* Exercise passage
[Start of Attachment]
Day 2: Homemade Peanut Butter Swirl Cookies & Cream Ice-Cream

IMG_3747Today we had an uncharacteristically warm day here in Atlanta, so what better thing to make than ice-cream?! I discovered this amazing homemade, no-churn recipe over the summer and couldn’t resist giving it one last go before it gets too cold.

I’ve always been skeptical about homemade ice-cream. I remember making it way back in 4th grade for science and it came out super salty. Another time-too liquidy and not creamy. But this recipe I’m convinced is fool-proof. It was just as creamy as something coming from Brusters–that’s saying something!

Not to mention with only 5 ingredients, it’s super simple! Especially if you have a KitchenAid mixer to do all the work for you. IMG_3731

-1 cup heavy whipping cream
-7 oz sweetened condensed milk
-1 tsp pure vanilla extract
-3 tbsp peanut butter
-1o or so oreo cookies crushed

Steps: IMG_3733
1. To start, whip your heavy whipping cream until it reaches whipped cream consistency. It takes a few minutes mixing on high with the whisk attachment. You will want your KitchenAid mixer for this one!
[End of Attachment]
Repeat the ice-cream recipe word for word, starting with "I’ve always been" and going on through "for this one!". Rely only on the ice-cream recipe above.

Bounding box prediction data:
[Start of Attachment]
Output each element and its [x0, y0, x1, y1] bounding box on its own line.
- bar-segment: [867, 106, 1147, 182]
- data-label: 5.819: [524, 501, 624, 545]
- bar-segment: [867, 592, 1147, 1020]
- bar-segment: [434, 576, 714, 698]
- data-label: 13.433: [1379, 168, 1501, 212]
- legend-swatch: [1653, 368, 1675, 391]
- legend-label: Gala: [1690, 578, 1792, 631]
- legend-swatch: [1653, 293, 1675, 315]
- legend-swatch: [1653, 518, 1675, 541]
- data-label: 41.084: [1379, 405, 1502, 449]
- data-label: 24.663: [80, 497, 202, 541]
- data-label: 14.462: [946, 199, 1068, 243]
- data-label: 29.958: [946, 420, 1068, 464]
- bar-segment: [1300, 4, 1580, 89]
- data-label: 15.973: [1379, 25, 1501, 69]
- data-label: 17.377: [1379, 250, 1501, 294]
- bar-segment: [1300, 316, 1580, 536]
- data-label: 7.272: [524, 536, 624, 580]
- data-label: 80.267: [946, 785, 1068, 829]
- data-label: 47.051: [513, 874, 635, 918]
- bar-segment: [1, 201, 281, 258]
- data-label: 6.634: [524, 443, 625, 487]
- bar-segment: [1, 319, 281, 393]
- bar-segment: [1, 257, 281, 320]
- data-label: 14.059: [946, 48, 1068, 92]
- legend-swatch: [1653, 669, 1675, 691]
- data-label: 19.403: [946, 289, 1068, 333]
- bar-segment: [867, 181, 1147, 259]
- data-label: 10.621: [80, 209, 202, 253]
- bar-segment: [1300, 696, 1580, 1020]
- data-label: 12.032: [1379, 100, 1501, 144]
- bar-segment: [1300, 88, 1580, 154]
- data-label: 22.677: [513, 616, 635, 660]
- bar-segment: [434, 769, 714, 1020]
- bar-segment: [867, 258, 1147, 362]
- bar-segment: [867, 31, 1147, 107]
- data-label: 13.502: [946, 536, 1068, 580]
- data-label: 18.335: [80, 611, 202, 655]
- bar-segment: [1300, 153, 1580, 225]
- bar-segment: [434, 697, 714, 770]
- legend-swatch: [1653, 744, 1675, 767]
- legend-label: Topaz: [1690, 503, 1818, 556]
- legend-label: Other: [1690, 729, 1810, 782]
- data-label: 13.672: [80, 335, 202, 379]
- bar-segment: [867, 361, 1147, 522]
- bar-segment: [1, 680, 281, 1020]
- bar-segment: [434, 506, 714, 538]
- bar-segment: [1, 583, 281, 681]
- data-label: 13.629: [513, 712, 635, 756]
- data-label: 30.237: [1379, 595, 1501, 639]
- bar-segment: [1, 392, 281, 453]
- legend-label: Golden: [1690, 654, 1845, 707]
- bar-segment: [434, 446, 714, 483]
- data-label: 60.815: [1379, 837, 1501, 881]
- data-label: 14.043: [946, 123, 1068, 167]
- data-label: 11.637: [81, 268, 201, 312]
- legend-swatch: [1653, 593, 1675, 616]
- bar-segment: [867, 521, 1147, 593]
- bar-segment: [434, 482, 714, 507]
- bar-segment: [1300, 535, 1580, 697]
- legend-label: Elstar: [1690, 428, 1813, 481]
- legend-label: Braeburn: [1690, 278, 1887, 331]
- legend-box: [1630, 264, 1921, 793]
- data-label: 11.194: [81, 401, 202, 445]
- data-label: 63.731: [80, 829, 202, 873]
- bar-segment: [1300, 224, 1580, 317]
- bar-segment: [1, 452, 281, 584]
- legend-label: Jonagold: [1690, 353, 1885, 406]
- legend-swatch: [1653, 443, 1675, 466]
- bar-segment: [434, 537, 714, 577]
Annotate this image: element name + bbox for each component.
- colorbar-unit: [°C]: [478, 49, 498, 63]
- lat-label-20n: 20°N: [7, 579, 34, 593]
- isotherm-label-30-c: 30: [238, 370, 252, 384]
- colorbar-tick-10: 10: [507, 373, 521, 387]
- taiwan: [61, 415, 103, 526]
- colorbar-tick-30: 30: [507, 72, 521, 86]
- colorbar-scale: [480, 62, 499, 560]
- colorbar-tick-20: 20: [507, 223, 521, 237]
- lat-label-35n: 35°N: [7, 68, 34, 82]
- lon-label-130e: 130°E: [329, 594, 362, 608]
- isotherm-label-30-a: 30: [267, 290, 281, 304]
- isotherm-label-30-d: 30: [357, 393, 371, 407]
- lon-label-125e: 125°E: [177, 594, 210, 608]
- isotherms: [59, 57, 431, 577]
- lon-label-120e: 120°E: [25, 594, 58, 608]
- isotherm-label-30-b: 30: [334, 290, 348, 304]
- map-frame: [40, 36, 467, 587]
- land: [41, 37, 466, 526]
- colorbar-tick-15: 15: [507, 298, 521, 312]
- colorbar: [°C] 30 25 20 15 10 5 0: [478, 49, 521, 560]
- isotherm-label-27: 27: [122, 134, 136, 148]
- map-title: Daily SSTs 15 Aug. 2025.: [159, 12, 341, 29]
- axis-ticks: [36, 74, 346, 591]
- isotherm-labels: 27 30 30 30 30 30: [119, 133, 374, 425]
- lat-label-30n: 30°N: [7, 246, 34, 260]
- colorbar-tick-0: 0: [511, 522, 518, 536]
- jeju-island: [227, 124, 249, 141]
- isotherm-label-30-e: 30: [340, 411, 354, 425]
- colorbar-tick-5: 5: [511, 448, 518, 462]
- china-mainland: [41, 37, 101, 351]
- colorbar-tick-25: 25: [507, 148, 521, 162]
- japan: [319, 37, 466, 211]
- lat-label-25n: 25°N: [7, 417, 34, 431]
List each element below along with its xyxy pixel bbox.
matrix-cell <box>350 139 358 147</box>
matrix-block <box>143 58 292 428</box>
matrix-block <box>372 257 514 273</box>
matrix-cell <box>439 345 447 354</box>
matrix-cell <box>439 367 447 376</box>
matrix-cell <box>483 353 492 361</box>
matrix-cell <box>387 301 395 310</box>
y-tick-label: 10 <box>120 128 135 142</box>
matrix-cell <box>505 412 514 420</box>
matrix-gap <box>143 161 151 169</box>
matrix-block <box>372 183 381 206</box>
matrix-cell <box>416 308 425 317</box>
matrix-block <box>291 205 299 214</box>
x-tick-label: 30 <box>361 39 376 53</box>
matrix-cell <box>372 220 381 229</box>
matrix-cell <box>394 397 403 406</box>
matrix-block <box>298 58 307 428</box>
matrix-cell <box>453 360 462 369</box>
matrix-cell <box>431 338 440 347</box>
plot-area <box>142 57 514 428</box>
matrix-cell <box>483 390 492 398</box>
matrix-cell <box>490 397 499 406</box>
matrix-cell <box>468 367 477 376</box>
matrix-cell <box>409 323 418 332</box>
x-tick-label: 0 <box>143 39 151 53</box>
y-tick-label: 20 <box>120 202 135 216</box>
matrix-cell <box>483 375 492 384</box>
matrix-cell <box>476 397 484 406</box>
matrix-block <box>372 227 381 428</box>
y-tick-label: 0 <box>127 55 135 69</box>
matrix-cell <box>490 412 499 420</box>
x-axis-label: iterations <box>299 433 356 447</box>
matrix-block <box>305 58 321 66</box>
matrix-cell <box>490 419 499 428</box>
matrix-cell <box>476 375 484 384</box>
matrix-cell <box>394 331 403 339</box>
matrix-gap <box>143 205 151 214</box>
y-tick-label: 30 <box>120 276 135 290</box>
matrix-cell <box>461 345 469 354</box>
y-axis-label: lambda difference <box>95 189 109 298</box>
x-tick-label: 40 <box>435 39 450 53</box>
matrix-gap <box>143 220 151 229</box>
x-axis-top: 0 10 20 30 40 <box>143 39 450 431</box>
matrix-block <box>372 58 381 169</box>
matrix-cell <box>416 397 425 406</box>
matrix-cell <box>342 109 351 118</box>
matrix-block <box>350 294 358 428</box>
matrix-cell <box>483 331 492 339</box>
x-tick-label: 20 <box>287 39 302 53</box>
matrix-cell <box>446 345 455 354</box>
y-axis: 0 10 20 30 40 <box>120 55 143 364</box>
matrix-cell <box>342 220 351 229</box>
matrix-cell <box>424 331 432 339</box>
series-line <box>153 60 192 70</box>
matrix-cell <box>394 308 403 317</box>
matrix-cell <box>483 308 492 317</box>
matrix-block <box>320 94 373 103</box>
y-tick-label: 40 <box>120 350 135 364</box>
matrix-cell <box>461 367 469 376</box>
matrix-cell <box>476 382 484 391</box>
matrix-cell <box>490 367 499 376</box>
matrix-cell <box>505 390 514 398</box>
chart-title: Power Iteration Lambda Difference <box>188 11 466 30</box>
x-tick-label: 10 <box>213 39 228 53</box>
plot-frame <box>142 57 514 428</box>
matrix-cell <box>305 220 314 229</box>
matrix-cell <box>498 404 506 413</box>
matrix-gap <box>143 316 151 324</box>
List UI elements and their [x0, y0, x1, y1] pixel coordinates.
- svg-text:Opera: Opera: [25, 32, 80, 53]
[End of Attachment]
* Task solution
I’ve always been skeptical about homemade ice-cream. I remember making it way back in 4th grade for science and it came out super salty. Another time-too liquidy and not creamy. But this recipe I’m convinced is fool-proof. It was just as creamy as something coming from Brusters–that’s saying something!

Not to mention with only 5 ingredients, it’s super simple! Especially if you have a KitchenAid mixer to do all the work for you. IMG_3731

-1 cup heavy whipping cream
-7 oz sweetened condensed milk
-1 tsp pure vanilla extract
-3 tbsp peanut butter
-1o or so oreo cookies crushed

Steps: IMG_3733
1. To start, whip your heavy whipping cream until it reaches whipped cream consistency. It takes a few minutes mixing on high with the whisk attachment. You will want your KitchenAid mixer for this one!